WHAT YOU ARE ASKED TO DO
Among the entries below, count the lines where the string "ยหายโครงการ" occurs, and give only the number.

STORED ROWS
——
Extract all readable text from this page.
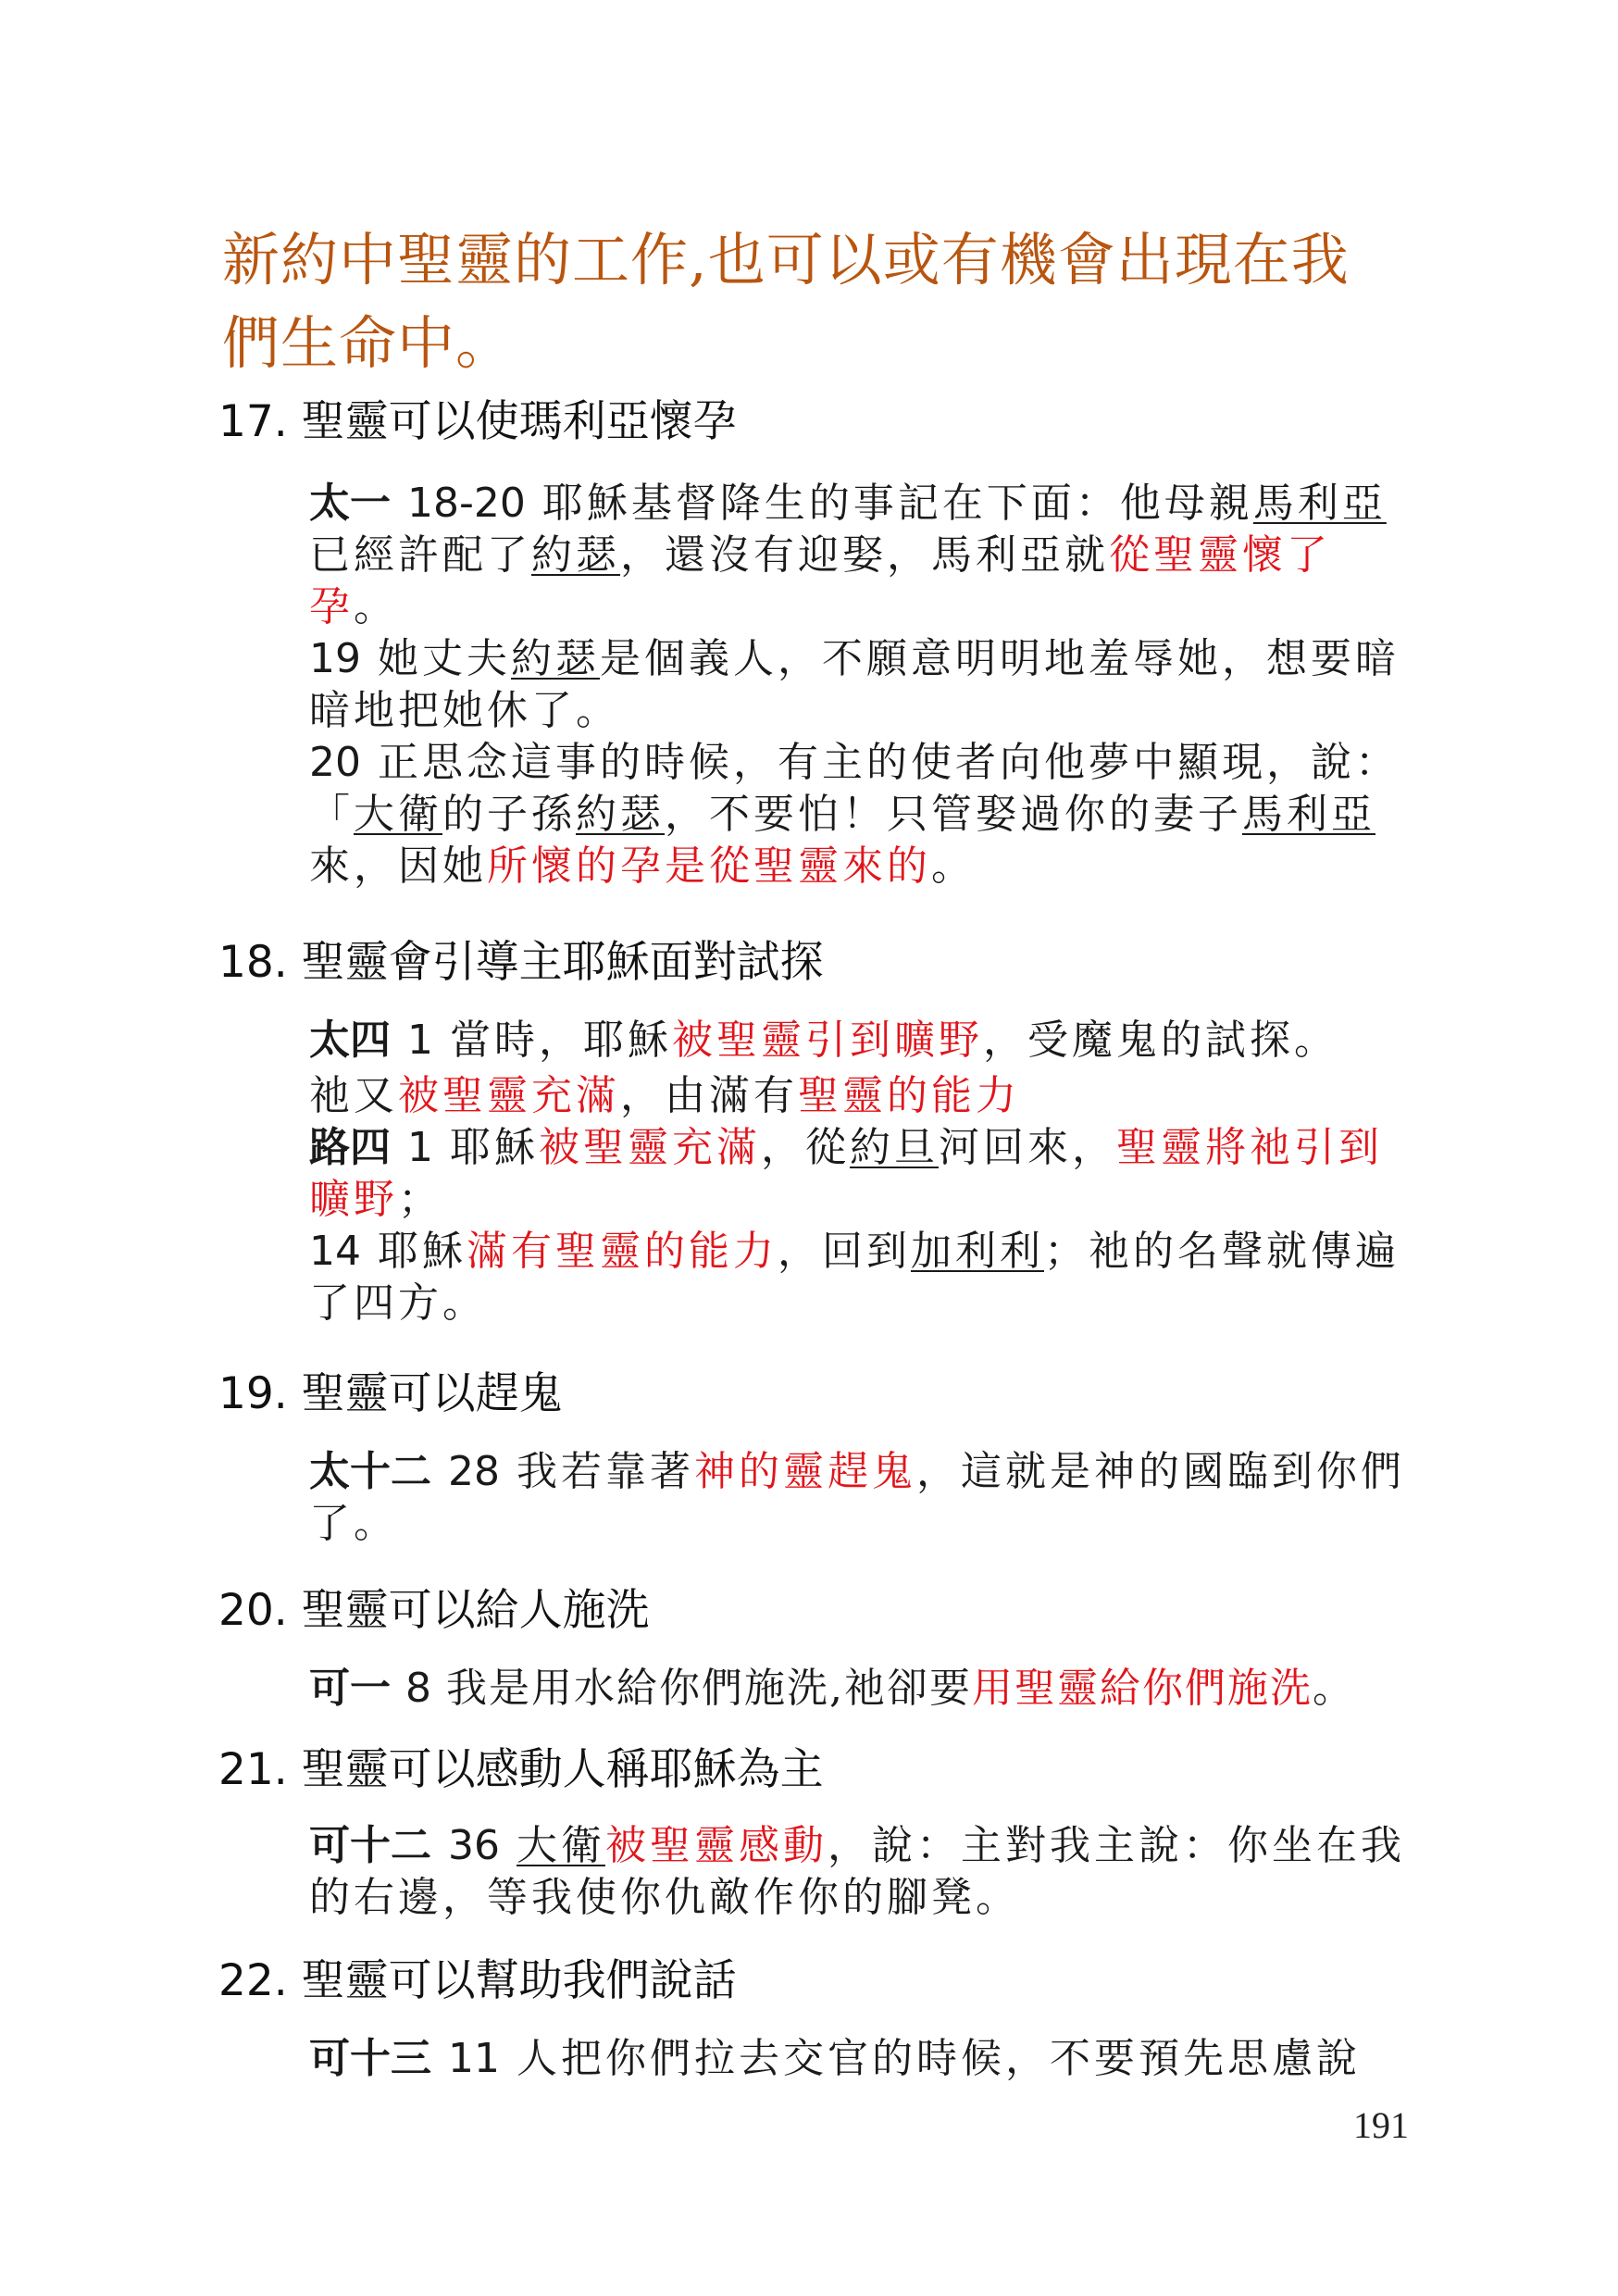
新約中聖靈的工作,也可以或有機會出現在我們生命中。
17. 聖靈可以使瑪利亞懷孕

太一 18-20 耶穌基督降生的事記在下面：他母親馬利亞已經許配了約瑟，還沒有迎娶，馬利亞就從聖靈懷了孕。

19 她丈夫約瑟是個義人，不願意明明地羞辱她，想要暗暗地把她休了。

20 正思念這事的時候，有主的使者向他夢中顯現，說：「大衛的子孫約瑟，不要怕！只管娶過你的妻子馬利亞來，因她所懷的孕是從聖靈來的。

18. 聖靈會引導主耶穌面對試探

太四 1 當時，耶穌被聖靈引到曠野，受魔鬼的試探。

祂又被聖靈充滿，由滿有聖靈的能力

路四 1 耶穌被聖靈充滿，從約旦河回來，聖靈將祂引到曠野；

14 耶穌滿有聖靈的能力，回到加利利；祂的名聲就傳遍了四方。

19. 聖靈可以趕鬼

太十二 28 我若靠著神的靈趕鬼，這就是神的國臨到你們了。

20. 聖靈可以給人施洗

可一 8 我是用水給你們施洗,祂卻要用聖靈給你們施洗。

21. 聖靈可以感動人稱耶穌為主

可十二 36 大衛被聖靈感動，說：主對我主說：你坐在我的右邊，等我使你仇敵作你的腳凳。

22. 聖靈可以幫助我們說話

可十三 11 人把你們拉去交官的時候，不要預先思慮說

191
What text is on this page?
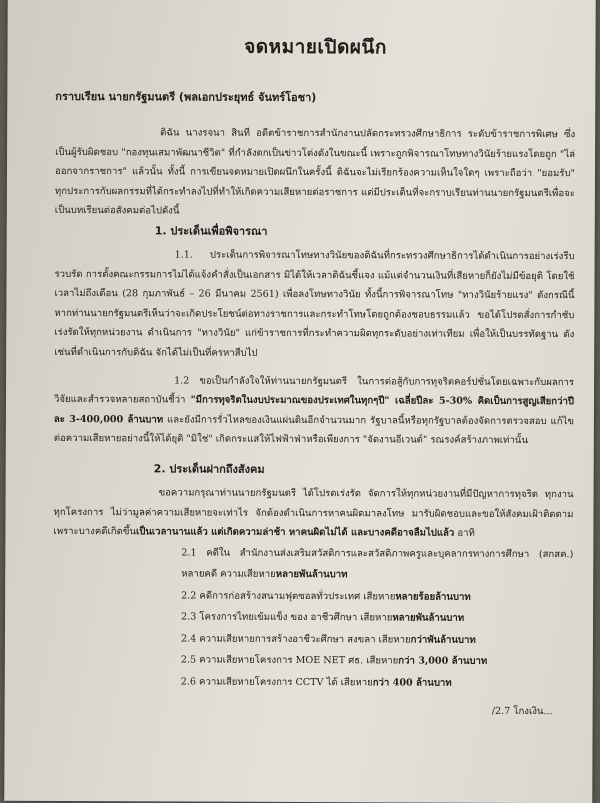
จดหมายเปิดผนึก
กราบเรียน นายกรัฐมนตรี (พลเอกประยุทธ์ จันทร์โอชา)

ดิฉัน นางรจนา สินที อดีตข้าราชการสำนักงานปลัดกระทรวงศึกษาธิการ ระดับข้าราชการพิเศษ ซึ่งเป็นผู้รับผิดชอบ "กองทุนเสมาพัฒนาชีวิต" ที่กำลังตกเป็นข่าวโด่งดังในขณะนี้ เพราะถูกพิจารณาโทษทางวินัยร้ายแรงโดยถูก "ไล่ออกจากราชการ" แล้วนั้น ทั้งนี้ การเขียนจดหมายเปิดผนึกในครั้งนี้ ดิฉันจะไม่เรียกร้องความเห็นใจใดๆ เพราะถือว่า "ยอมรับ" ทุกประการกับผลกรรมที่ได้กระทำลงไปที่ทำให้เกิดความเสียหายต่อราชการ แต่มีประเด็นที่จะกราบเรียนท่านนายกรัฐมนตรีเพื่อจะเป็นบทเรียนต่อสังคมต่อไปดังนี้

1. ประเด็นเพื่อพิจารณา

1.1. ประเด็นการพิจารณาโทษทางวินัยของดิฉันที่กระทรวงศึกษาธิการได้ดำเนินการอย่างเร่งรีบ รวบรัด การตั้งคณะกรรมการไม่ได้แจ้งคำสั่งเป็นเอกสาร มิได้ให้เวลาดิฉันชี้แจง แม้แต่จำนวนเงินที่เสียหายก็ยังไม่มีข้อยุติ โดยใช้เวลาไม่ถึงเดือน (28 กุมภาพันธ์ – 26 มีนาคม 2561) เพื่อลงโทษทางวินัย ทั้งนี้การพิจารณาโทษ "ทางวินัยร้ายแรง" ดังกรณีนี้ หากท่านนายกรัฐมนตรีเห็นว่าจะเกิดประโยชน์ต่อทางราชการและกระทำโทษโดยถูกต้องชอบธรรมแล้ว ขอได้โปรดสั่งการกำชับ เร่งรัดให้ทุกหน่วยงาน ดำเนินการ "ทางวินัย" แก่ข้าราชการที่กระทำความผิดทุกระดับอย่างเท่าเทียม เพื่อให้เป็นบรรทัดฐาน ดังเช่นที่ดำเนินการกับดิฉัน จักได้ไม่เป็นที่ครหาสืบไป

1.2 ขอเป็นกำลังใจให้ท่านนายกรัฐมนตรี ในการต่อสู้กับการทุจริตคอร์ปชั่นโดยเฉพาะกับผลการวิจัยและสำรวจหลายสถาบันชี้ว่า "มีการทุจริตในงบประมาณของประเทศในทุกๆปี" เฉลี่ยปีละ 5-30% คิดเป็นการสูญเสียกว่าปีละ 3-400,000 ล้านบาท และยังมีการรั่วไหลของเงินแผ่นดินอีกจำนวนมาก รัฐบาลนี้หรือทุกรัฐบาลต้องจัดการตรวจสอบ แก้ไขต่อความเสียหายอย่างนี้ให้ได้ยุติ "มิใช่" เกิดกระแสให้ไฟฟ้าฟ่าหรือเพียงการ "จัดงานอีเวนต์" รณรงค์สร้างภาพเท่านั้น

2. ประเด็นฝากถึงสังคม

ขอความกรุณาท่านนายกรัฐมนตรี ได้โปรดเร่งรัด จัดการให้ทุกหน่วยงานที่มีปัญหาการทุจริต ทุกงาน ทุกโครงการ ไม่ว่ามูลค่าความเสียหายจะเท่าไร จักต้องดำเนินการหาคนผิดมาลงโทษ มารับผิดชอบและขอให้สังคมเฝ้าติดตามเพราะบางคดีเกิดขึ้นเป็นเวลานานแล้ว แต่เกิดความล่าช้า หาคนผิดไม่ได้ และบางคดีอาจลืมไปแล้ว อาทิ

2.1 คดีใน สำนักงานส่งเสริมสวัสดิการและสวัสดิภาพครูและบุคลากรทางการศึกษา (สกสค.) หลายคดี ความเสียหายหลายพันล้านบาท

2.2 คดีการก่อสร้างสนามฟุตซอลทั่วประเทศ เสียหายหลายร้อยล้านบาท

2.3 โครงการไทยเข้มแข็ง ของ อาชีวศึกษา เสียหายหลายพันล้านบาท

2.4 ความเสียหายการสร้างอาชีวะศึกษา สงขลา เสียหายกว่าพันล้านบาท

2.5 ความเสียหายโครงการ MOE NET ศธ. เสียหายกว่า 3,000 ล้านบาท

2.6 ความเสียหายโครงการ CCTV ได้ เสียหายกว่า 400 ล้านบาท

/2.7 โกงเงิน...
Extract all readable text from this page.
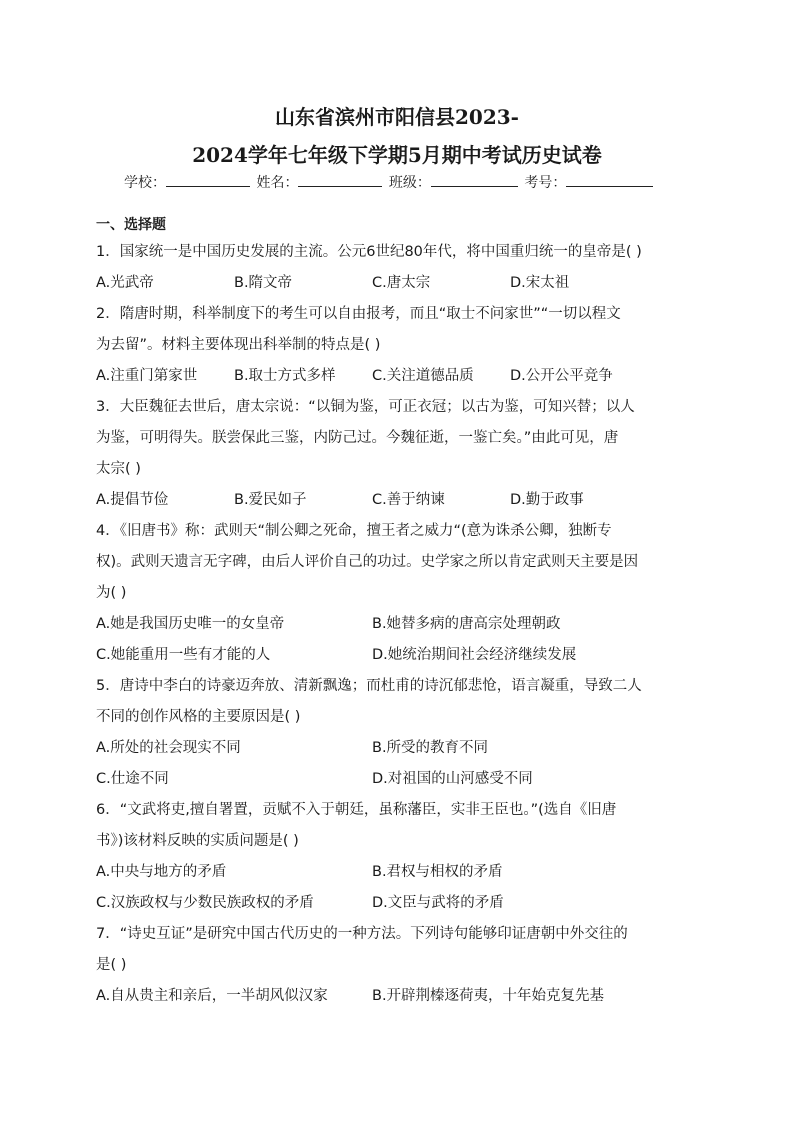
山东省滨州市阳信县2023-
2024学年七年级下学期5月期中考试历史试卷
学校：	姓名：	班级：	考号：
一、选择题
1．国家统一是中国历史发展的主流。公元6世纪80年代，将中国重归统一的皇帝是( )
A.光武帝	B.隋文帝	C.唐太宗	D.宋太祖
2．隋唐时期，科举制度下的考生可以自由报考，而且“取士不问家世”“一切以程文
为去留”。材料主要体现出科举制的特点是( )
A.注重门第家世	B.取士方式多样	C.关注道德品质	D.公开公平竞争
3．大臣魏征去世后，唐太宗说：“以铜为鉴，可正衣冠；以古为鉴，可知兴替；以人
为鉴，可明得失。朕尝保此三鉴，内防己过。今魏征逝，一鉴亡矣。”由此可见，唐
太宗( )
A.提倡节俭	B.爱民如子	C.善于纳谏	D.勤于政事
4．《旧唐书》称：武则天“制公卿之死命，擅王者之威力“(意为诛杀公卿，独断专
权)。武则天遗言无字碑，由后人评价自己的功过。史学家之所以肯定武则天主要是因
为( )
A.她是我国历史唯一的女皇帝	B.她替多病的唐高宗处理朝政
C.她能重用一些有才能的人	D.她统治期间社会经济继续发展
5．唐诗中李白的诗豪迈奔放、清新飘逸；而杜甫的诗沉郁悲怆，语言凝重，导致二人
不同的创作风格的主要原因是( )
A.所处的社会现实不同	B.所受的教育不同
C.仕途不同	D.对祖国的山河感受不同
6．“文武将吏,擅自署置，贡赋不入于朝廷，虽称藩臣，实非王臣也。”(选自《旧唐
书》)该材料反映的实质问题是( )
A.中央与地方的矛盾	B.君权与相权的矛盾
C.汉族政权与少数民族政权的矛盾	D.文臣与武将的矛盾
7．“诗史互证”是研究中国古代历史的一种方法。下列诗句能够印证唐朝中外交往的
是( )
A.自从贵主和亲后，一半胡风似汉家	B.开辟荆榛逐荷夷，十年始克复先基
——
EXERCISE RESPONSE
2